DATA SUPPLIED:
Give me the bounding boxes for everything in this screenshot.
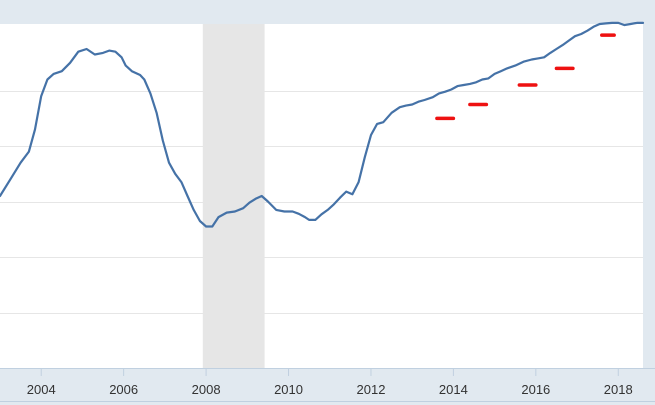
- tick-layer: 2004 2006 2008 2010 2012 2014 2016 2018: [27, 382, 633, 397]
- x-tick-label: 2006: [109, 382, 138, 397]
- annotation-layer: [435, 33, 616, 121]
- grid-layer: [0, 91, 643, 314]
- x-tick-label: 2008: [192, 382, 221, 397]
- series-layer: [0, 21, 645, 228]
- axis-layer: [0, 368, 655, 402]
- x-tick-label: 2004: [27, 382, 56, 397]
- series-line: [0, 21, 645, 228]
- x-tick-label: 2018: [604, 382, 633, 397]
- x-tick-label: 2012: [357, 382, 386, 397]
- x-tick-label: 2010: [274, 382, 303, 397]
- x-tick-label: 2014: [439, 382, 468, 397]
- recession-layer: [202, 24, 265, 368]
- recession-band: [202, 24, 265, 368]
- x-tick-label: 2016: [521, 382, 550, 397]
- plot-background: [0, 24, 643, 368]
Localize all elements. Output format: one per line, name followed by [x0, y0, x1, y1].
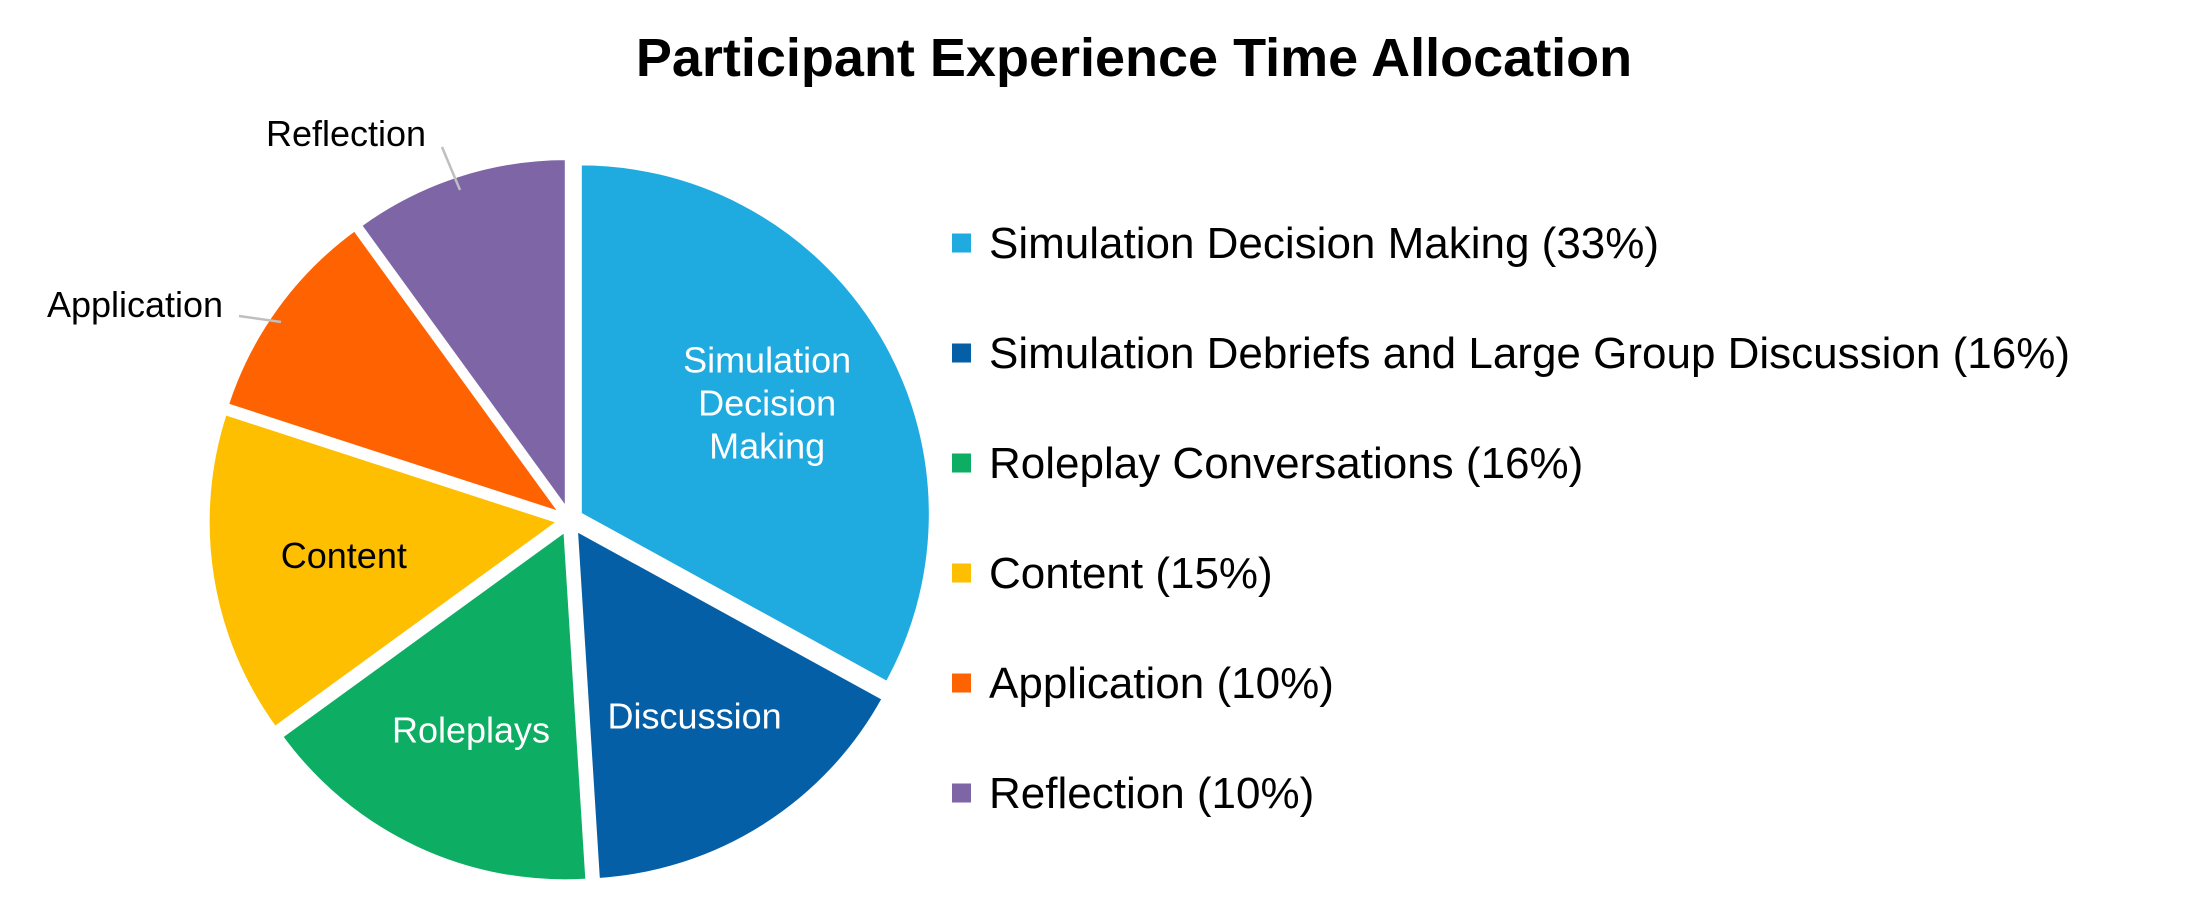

PROBLEM STATEMENT:
Please copy every line above word for word, leaving out the pictures.

EXERCISE SOLUTION:
Give me the bounding boxes for everything in this screenshot.
- tick-layer: 2004 2006 2008 2010 2012 2014 2016 2018: [27, 382, 633, 397]
- x-tick-label: 2006: [109, 382, 138, 397]
- annotation-layer: [435, 33, 616, 121]
- grid-layer: [0, 91, 643, 314]
- x-tick-label: 2008: [192, 382, 221, 397]
- series-layer: [0, 21, 645, 228]
- axis-layer: [0, 368, 655, 402]
- x-tick-label: 2004: [27, 382, 56, 397]
- series-line: [0, 21, 645, 228]
- x-tick-label: 2018: [604, 382, 633, 397]
- x-tick-label: 2012: [357, 382, 386, 397]
- x-tick-label: 2010: [274, 382, 303, 397]
- x-tick-label: 2014: [439, 382, 468, 397]
- recession-layer: [202, 24, 265, 368]
- recession-band: [202, 24, 265, 368]
- x-tick-label: 2016: [521, 382, 550, 397]
- plot-background: [0, 24, 643, 368]
Localize all elements. Output format: one per line, name followed by [x0, y0, x1, y1].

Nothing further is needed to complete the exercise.